§ **TASK TO CARRY OUT**:
Write only the number of lines in the records beneath that hold "versehenen".

Begin RECORDS SUPPLIED

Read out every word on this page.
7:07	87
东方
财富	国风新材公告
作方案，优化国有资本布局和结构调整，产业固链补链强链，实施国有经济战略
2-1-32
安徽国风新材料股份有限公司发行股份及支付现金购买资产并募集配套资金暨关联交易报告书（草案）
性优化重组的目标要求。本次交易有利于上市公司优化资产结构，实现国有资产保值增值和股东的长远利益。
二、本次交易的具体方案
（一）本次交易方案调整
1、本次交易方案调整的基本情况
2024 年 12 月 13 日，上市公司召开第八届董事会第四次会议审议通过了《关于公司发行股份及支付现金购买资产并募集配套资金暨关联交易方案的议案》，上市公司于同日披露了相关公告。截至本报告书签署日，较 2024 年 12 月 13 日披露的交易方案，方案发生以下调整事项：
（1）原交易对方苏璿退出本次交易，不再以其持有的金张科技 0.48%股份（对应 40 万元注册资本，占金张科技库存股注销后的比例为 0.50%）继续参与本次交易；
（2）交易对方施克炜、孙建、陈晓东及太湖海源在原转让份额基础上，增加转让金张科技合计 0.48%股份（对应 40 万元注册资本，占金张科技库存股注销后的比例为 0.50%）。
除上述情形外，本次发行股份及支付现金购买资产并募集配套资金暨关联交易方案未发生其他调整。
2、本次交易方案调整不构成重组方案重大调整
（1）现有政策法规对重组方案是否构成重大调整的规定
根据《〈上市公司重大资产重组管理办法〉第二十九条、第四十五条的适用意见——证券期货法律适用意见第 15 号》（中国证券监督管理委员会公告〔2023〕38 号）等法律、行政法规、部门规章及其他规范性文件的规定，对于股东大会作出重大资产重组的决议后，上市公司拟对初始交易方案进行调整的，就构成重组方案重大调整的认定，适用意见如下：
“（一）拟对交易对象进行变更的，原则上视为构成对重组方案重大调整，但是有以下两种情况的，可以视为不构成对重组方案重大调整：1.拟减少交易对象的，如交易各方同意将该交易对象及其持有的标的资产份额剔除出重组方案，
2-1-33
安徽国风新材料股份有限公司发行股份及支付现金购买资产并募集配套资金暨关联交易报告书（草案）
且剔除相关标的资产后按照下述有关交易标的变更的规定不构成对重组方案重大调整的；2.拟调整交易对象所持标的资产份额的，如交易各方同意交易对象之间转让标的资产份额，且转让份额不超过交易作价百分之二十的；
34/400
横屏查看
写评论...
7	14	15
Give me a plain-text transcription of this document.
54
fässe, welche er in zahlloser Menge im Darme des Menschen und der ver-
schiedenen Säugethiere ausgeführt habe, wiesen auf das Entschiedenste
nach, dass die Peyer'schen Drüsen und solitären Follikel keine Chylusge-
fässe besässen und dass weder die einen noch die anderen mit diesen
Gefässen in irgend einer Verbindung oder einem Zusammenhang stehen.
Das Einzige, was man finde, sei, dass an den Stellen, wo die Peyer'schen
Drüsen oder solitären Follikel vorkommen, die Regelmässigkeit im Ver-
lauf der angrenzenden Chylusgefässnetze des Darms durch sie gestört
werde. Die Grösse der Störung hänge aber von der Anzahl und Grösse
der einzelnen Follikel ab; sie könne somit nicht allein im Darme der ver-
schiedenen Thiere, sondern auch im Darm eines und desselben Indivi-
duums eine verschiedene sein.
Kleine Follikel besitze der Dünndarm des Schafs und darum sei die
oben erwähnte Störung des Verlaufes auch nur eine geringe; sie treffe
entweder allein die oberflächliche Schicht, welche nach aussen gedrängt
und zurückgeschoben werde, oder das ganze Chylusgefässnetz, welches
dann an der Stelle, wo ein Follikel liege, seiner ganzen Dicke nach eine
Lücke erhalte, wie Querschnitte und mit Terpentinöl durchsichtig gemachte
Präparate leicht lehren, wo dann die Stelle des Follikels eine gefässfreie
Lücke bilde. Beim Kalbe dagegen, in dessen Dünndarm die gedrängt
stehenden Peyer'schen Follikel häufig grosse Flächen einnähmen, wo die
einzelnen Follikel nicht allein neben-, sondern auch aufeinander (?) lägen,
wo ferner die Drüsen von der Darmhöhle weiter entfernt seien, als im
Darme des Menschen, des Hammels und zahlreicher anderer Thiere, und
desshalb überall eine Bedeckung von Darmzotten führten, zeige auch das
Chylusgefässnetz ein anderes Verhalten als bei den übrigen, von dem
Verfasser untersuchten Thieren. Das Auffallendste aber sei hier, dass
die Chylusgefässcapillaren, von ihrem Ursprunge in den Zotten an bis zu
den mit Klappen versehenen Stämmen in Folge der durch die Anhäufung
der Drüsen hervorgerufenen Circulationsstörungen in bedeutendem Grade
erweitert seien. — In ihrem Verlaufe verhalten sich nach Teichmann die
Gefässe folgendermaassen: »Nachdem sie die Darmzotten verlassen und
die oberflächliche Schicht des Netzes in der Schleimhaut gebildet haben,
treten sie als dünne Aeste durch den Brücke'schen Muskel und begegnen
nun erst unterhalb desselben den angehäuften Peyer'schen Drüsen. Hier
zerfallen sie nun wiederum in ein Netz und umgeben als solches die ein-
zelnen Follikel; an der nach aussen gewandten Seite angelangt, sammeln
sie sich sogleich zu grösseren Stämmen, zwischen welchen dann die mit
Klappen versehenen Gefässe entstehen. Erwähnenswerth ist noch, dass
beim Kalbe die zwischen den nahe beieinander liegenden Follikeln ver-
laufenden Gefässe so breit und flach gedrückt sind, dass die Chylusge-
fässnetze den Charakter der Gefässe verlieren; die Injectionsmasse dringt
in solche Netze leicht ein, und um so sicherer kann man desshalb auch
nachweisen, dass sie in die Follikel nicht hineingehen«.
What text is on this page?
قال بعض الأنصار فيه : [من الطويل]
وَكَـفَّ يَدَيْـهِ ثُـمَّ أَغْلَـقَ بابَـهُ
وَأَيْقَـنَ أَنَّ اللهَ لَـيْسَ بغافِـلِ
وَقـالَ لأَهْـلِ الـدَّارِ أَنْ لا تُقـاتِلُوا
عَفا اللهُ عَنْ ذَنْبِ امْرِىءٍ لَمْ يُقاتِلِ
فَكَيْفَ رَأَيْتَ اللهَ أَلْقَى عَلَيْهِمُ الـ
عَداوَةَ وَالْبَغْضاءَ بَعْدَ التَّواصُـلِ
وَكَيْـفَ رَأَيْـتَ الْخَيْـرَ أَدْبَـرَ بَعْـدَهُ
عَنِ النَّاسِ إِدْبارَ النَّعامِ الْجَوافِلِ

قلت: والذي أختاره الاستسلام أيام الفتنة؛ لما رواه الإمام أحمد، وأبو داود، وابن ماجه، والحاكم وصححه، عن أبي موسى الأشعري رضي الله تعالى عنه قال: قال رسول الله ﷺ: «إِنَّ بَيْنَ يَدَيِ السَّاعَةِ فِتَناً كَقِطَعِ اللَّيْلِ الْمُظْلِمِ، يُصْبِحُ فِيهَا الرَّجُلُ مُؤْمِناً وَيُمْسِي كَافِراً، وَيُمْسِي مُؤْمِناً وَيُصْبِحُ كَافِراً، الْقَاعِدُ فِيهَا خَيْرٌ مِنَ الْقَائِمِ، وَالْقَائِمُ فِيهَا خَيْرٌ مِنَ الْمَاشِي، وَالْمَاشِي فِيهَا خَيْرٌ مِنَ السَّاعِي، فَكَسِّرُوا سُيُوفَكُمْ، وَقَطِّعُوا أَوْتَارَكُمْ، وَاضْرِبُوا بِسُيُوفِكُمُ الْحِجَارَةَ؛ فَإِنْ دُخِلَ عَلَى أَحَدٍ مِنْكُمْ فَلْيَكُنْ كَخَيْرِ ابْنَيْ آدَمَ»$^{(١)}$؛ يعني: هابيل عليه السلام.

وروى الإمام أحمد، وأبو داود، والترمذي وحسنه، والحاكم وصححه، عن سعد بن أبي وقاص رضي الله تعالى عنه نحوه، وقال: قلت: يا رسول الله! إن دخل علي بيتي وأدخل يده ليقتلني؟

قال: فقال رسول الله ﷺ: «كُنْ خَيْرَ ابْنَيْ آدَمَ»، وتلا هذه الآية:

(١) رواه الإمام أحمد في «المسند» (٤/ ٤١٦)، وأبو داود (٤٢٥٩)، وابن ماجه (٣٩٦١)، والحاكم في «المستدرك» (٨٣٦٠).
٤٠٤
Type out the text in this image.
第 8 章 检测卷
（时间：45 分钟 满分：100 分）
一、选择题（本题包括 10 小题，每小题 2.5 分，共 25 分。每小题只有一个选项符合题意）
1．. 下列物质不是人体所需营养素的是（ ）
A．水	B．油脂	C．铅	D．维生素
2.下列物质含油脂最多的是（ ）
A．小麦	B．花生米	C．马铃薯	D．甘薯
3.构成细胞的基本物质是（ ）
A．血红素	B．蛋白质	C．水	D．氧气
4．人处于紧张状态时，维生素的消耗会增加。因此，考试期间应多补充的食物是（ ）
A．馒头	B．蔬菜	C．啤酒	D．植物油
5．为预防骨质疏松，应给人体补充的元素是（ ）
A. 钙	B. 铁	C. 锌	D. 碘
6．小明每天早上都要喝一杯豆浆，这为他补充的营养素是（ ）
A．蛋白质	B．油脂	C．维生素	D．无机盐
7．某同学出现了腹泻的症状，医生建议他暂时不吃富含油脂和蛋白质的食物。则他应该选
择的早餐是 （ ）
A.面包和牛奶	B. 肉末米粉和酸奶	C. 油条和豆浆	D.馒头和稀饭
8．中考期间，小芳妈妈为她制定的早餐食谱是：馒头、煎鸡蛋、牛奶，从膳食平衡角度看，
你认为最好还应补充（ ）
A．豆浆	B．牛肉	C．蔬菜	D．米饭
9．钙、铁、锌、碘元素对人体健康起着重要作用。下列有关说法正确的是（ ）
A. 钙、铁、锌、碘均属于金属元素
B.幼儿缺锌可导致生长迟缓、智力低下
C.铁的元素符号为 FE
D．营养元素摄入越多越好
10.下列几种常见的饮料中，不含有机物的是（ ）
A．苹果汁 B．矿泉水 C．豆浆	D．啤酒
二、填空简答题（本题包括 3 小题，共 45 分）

End RECORDS SUPPLIED

§ **FULL SOLUTION**:
2